Problem requirements - In your copy, leave out the pictures and repeat the entries below exactly.
[Start Data supplied]
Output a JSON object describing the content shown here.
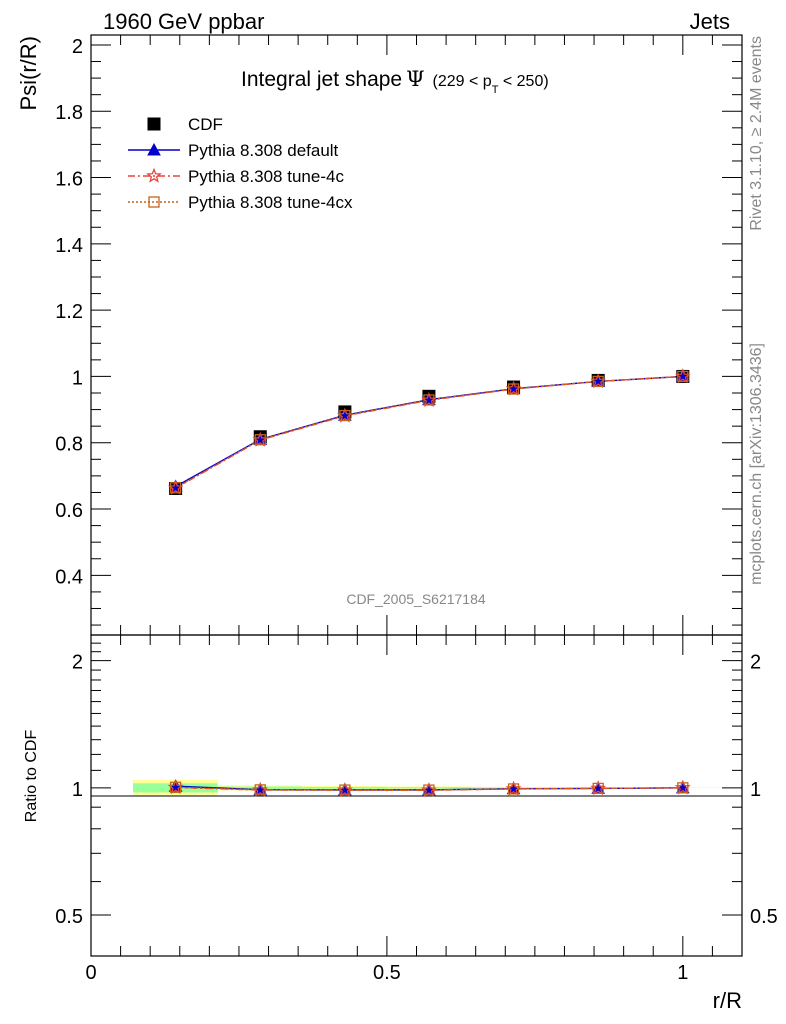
{
  "header": {
    "left": "1960 GeV ppbar",
    "right": "Jets"
  },
  "side_labels": {
    "rivet": "Rivet 3.1.10, ≥ 2.4M events",
    "mcplots": "mcplots.cern.ch [arXiv:1306.3436]"
  },
  "chart_data": [
    {
      "type": "line",
      "title": "Integral jet shape",
      "title_symbol": "Ψ",
      "title_range": {
        "prefix": "(229 < p",
        "sub": "T",
        "suffix": " < 250)"
      },
      "xlabel": "r/R",
      "ylabel": "Psi(r/R)",
      "watermark": "CDF_2005_S6217184",
      "xlim": [
        0,
        1.1
      ],
      "ylim": [
        0.22,
        2.03
      ],
      "y_ticks": [
        0.4,
        0.6,
        0.8,
        1,
        1.2,
        1.4,
        1.6,
        1.8,
        2
      ],
      "y_tick_labels": [
        "0.4",
        "0.6",
        "0.8",
        "1",
        "1.2",
        "1.4",
        "1.6",
        "1.8",
        "2"
      ],
      "x": [
        0.143,
        0.286,
        0.429,
        0.571,
        0.714,
        0.857,
        1.0
      ],
      "legend_position": "top-left",
      "series": [
        {
          "name": "CDF",
          "values": [
            0.662,
            0.818,
            0.893,
            0.94,
            0.968,
            0.988,
            1.0
          ],
          "color": "#000000",
          "marker": "square"
        },
        {
          "name": "Pythia 8.308 default",
          "values": [
            0.668,
            0.81,
            0.883,
            0.93,
            0.963,
            0.985,
            1.0
          ],
          "color": "#0000cc",
          "marker": "triangle"
        },
        {
          "name": "Pythia 8.308 tune-4c",
          "values": [
            0.663,
            0.808,
            0.881,
            0.928,
            0.962,
            0.985,
            1.0
          ],
          "color": "#e8463a",
          "marker": "star"
        },
        {
          "name": "Pythia 8.308 tune-4cx",
          "values": [
            0.664,
            0.809,
            0.882,
            0.929,
            0.962,
            0.985,
            1.0
          ],
          "color": "#c8631a",
          "marker": "open-square"
        }
      ]
    },
    {
      "type": "line",
      "ylabel": "Ratio to CDF",
      "xlabel": "r/R",
      "xlim": [
        0,
        1.1
      ],
      "ylim": [
        0.4,
        2.3
      ],
      "y_scale": "log",
      "y_ticks": [
        0.5,
        1,
        2
      ],
      "y_tick_labels": [
        "0.5",
        "1",
        "2"
      ],
      "x_ticks": [
        0,
        0.5,
        1
      ],
      "x_tick_labels": [
        "0",
        "0.5",
        "1"
      ],
      "x": [
        0.143,
        0.286,
        0.429,
        0.571,
        0.714,
        0.857,
        1.0
      ],
      "bands": [
        {
          "x_low": 0.071,
          "x_high": 0.214,
          "total_low": 0.955,
          "total_high": 1.045,
          "stat_low": 0.975,
          "stat_high": 1.025
        },
        {
          "x_low": 0.214,
          "x_high": 0.357,
          "total_low": 0.985,
          "total_high": 1.015,
          "stat_low": 0.993,
          "stat_high": 1.007
        },
        {
          "x_low": 0.357,
          "x_high": 0.5,
          "total_low": 0.99,
          "total_high": 1.01,
          "stat_low": 0.995,
          "stat_high": 1.005
        },
        {
          "x_low": 0.5,
          "x_high": 0.643,
          "total_low": 0.992,
          "total_high": 1.008,
          "stat_low": 0.996,
          "stat_high": 1.004
        },
        {
          "x_low": 0.643,
          "x_high": 0.786,
          "total_low": 0.995,
          "total_high": 1.005,
          "stat_low": 0.998,
          "stat_high": 1.002
        },
        {
          "x_low": 0.786,
          "x_high": 0.929,
          "total_low": 0.997,
          "total_high": 1.003,
          "stat_low": 0.999,
          "stat_high": 1.001
        },
        {
          "x_low": 0.929,
          "x_high": 1.071,
          "total_low": 0.999,
          "total_high": 1.001,
          "stat_low": 0.9995,
          "stat_high": 1.0005
        }
      ],
      "series": [
        {
          "name": "Pythia 8.308 default",
          "values": [
            1.009,
            0.99,
            0.989,
            0.989,
            0.995,
            0.997,
            1.0
          ],
          "color": "#0000cc",
          "marker": "triangle"
        },
        {
          "name": "Pythia 8.308 tune-4c",
          "values": [
            1.002,
            0.988,
            0.987,
            0.987,
            0.994,
            0.997,
            1.0
          ],
          "color": "#e8463a",
          "marker": "star"
        },
        {
          "name": "Pythia 8.308 tune-4cx",
          "values": [
            1.003,
            0.989,
            0.988,
            0.988,
            0.994,
            0.997,
            1.0
          ],
          "color": "#c8631a",
          "marker": "open-square"
        }
      ]
    }
  ]
}
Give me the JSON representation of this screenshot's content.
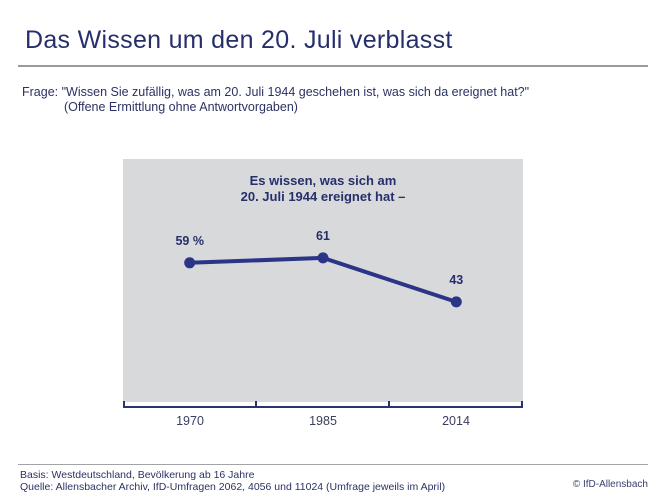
{
  "header": {
    "title": "Das Wissen um den 20. Juli verblasst"
  },
  "question": {
    "line1": "Frage: \"Wissen Sie zufällig, was am 20. Juli 1944 geschehen ist, was sich da ereignet hat?\"",
    "line2": "(Offene Ermittlung ohne Antwortvorgaben)"
  },
  "chart": {
    "title_line1": "Es wissen, was sich am",
    "title_line2": "20. Juli 1944 ereignet hat –"
  },
  "chart_data": {
    "type": "line",
    "title": "Es wissen, was sich am 20. Juli 1944 ereignet hat –",
    "categories": [
      "1970",
      "1985",
      "2014"
    ],
    "values": [
      59,
      61,
      43
    ],
    "data_labels": [
      "59 %",
      "61",
      "43"
    ],
    "unit": "%",
    "y_axis_shown": false,
    "gridlines": false,
    "legend": "none",
    "plot_background": "#d8d9db"
  },
  "footer": {
    "basis": "Basis: Westdeutschland, Bevölkerung ab 16 Jahre",
    "quelle": "Quelle: Allensbacher Archiv, IfD-Umfragen 2062, 4056 und 11024 (Umfrage jeweils im April)",
    "copyright": "© IfD-Allensbach"
  },
  "colors": {
    "navy_text": "#272f6b",
    "line": "#2b3588",
    "axis": "#2b3270",
    "plot_bg": "#d8d9db"
  }
}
[End Data supplied]
Solution -
Output a JSON object describing the content shown here.
{
  "header": {
    "left": "1960 GeV ppbar",
    "right": "Jets"
  },
  "side_labels": {
    "rivet": "Rivet 3.1.10, ≥ 2.4M events",
    "mcplots": "mcplots.cern.ch [arXiv:1306.3436]"
  },
  "chart_data": [
    {
      "type": "line",
      "title": "Integral jet shape",
      "title_symbol": "Ψ",
      "title_range": {
        "prefix": "(229 < p",
        "sub": "T",
        "suffix": " < 250)"
      },
      "xlabel": "r/R",
      "ylabel": "Psi(r/R)",
      "watermark": "CDF_2005_S6217184",
      "xlim": [
        0,
        1.1
      ],
      "ylim": [
        0.22,
        2.03
      ],
      "y_ticks": [
        0.4,
        0.6,
        0.8,
        1,
        1.2,
        1.4,
        1.6,
        1.8,
        2
      ],
      "y_tick_labels": [
        "0.4",
        "0.6",
        "0.8",
        "1",
        "1.2",
        "1.4",
        "1.6",
        "1.8",
        "2"
      ],
      "x": [
        0.143,
        0.286,
        0.429,
        0.571,
        0.714,
        0.857,
        1.0
      ],
      "legend_position": "top-left",
      "series": [
        {
          "name": "CDF",
          "values": [
            0.662,
            0.818,
            0.893,
            0.94,
            0.968,
            0.988,
            1.0
          ],
          "color": "#000000",
          "marker": "square"
        },
        {
          "name": "Pythia 8.308 default",
          "values": [
            0.668,
            0.81,
            0.883,
            0.93,
            0.963,
            0.985,
            1.0
          ],
          "color": "#0000cc",
          "marker": "triangle"
        },
        {
          "name": "Pythia 8.308 tune-4c",
          "values": [
            0.663,
            0.808,
            0.881,
            0.928,
            0.962,
            0.985,
            1.0
          ],
          "color": "#e8463a",
          "marker": "star"
        },
        {
          "name": "Pythia 8.308 tune-4cx",
          "values": [
            0.664,
            0.809,
            0.882,
            0.929,
            0.962,
            0.985,
            1.0
          ],
          "color": "#c8631a",
          "marker": "open-square"
        }
      ]
    },
    {
      "type": "line",
      "ylabel": "Ratio to CDF",
      "xlabel": "r/R",
      "xlim": [
        0,
        1.1
      ],
      "ylim": [
        0.4,
        2.3
      ],
      "y_scale": "log",
      "y_ticks": [
        0.5,
        1,
        2
      ],
      "y_tick_labels": [
        "0.5",
        "1",
        "2"
      ],
      "x_ticks": [
        0,
        0.5,
        1
      ],
      "x_tick_labels": [
        "0",
        "0.5",
        "1"
      ],
      "x": [
        0.143,
        0.286,
        0.429,
        0.571,
        0.714,
        0.857,
        1.0
      ],
      "bands": [
        {
          "x_low": 0.071,
          "x_high": 0.214,
          "total_low": 0.955,
          "total_high": 1.045,
          "stat_low": 0.975,
          "stat_high": 1.025
        },
        {
          "x_low": 0.214,
          "x_high": 0.357,
          "total_low": 0.985,
          "total_high": 1.015,
          "stat_low": 0.993,
          "stat_high": 1.007
        },
        {
          "x_low": 0.357,
          "x_high": 0.5,
          "total_low": 0.99,
          "total_high": 1.01,
          "stat_low": 0.995,
          "stat_high": 1.005
        },
        {
          "x_low": 0.5,
          "x_high": 0.643,
          "total_low": 0.992,
          "total_high": 1.008,
          "stat_low": 0.996,
          "stat_high": 1.004
        },
        {
          "x_low": 0.643,
          "x_high": 0.786,
          "total_low": 0.995,
          "total_high": 1.005,
          "stat_low": 0.998,
          "stat_high": 1.002
        },
        {
          "x_low": 0.786,
          "x_high": 0.929,
          "total_low": 0.997,
          "total_high": 1.003,
          "stat_low": 0.999,
          "stat_high": 1.001
        },
        {
          "x_low": 0.929,
          "x_high": 1.071,
          "total_low": 0.999,
          "total_high": 1.001,
          "stat_low": 0.9995,
          "stat_high": 1.0005
        }
      ],
      "series": [
        {
          "name": "Pythia 8.308 default",
          "values": [
            1.009,
            0.99,
            0.989,
            0.989,
            0.995,
            0.997,
            1.0
          ],
          "color": "#0000cc",
          "marker": "triangle"
        },
        {
          "name": "Pythia 8.308 tune-4c",
          "values": [
            1.002,
            0.988,
            0.987,
            0.987,
            0.994,
            0.997,
            1.0
          ],
          "color": "#e8463a",
          "marker": "star"
        },
        {
          "name": "Pythia 8.308 tune-4cx",
          "values": [
            1.003,
            0.989,
            0.988,
            0.988,
            0.994,
            0.997,
            1.0
          ],
          "color": "#c8631a",
          "marker": "open-square"
        }
      ]
    }
  ]
}
Give me the JSON representation of this screenshot's content.
{
  "header": {
    "title": "Das Wissen um den 20. Juli verblasst"
  },
  "question": {
    "line1": "Frage: \"Wissen Sie zufällig, was am 20. Juli 1944 geschehen ist, was sich da ereignet hat?\"",
    "line2": "(Offene Ermittlung ohne Antwortvorgaben)"
  },
  "chart": {
    "title_line1": "Es wissen, was sich am",
    "title_line2": "20. Juli 1944 ereignet hat –"
  },
  "chart_data": {
    "type": "line",
    "title": "Es wissen, was sich am 20. Juli 1944 ereignet hat –",
    "categories": [
      "1970",
      "1985",
      "2014"
    ],
    "values": [
      59,
      61,
      43
    ],
    "data_labels": [
      "59 %",
      "61",
      "43"
    ],
    "unit": "%",
    "y_axis_shown": false,
    "gridlines": false,
    "legend": "none",
    "plot_background": "#d8d9db"
  },
  "footer": {
    "basis": "Basis: Westdeutschland, Bevölkerung ab 16 Jahre",
    "quelle": "Quelle: Allensbacher Archiv, IfD-Umfragen 2062, 4056 und 11024 (Umfrage jeweils im April)",
    "copyright": "© IfD-Allensbach"
  },
  "colors": {
    "navy_text": "#272f6b",
    "line": "#2b3588",
    "axis": "#2b3270",
    "plot_bg": "#d8d9db"
  }
}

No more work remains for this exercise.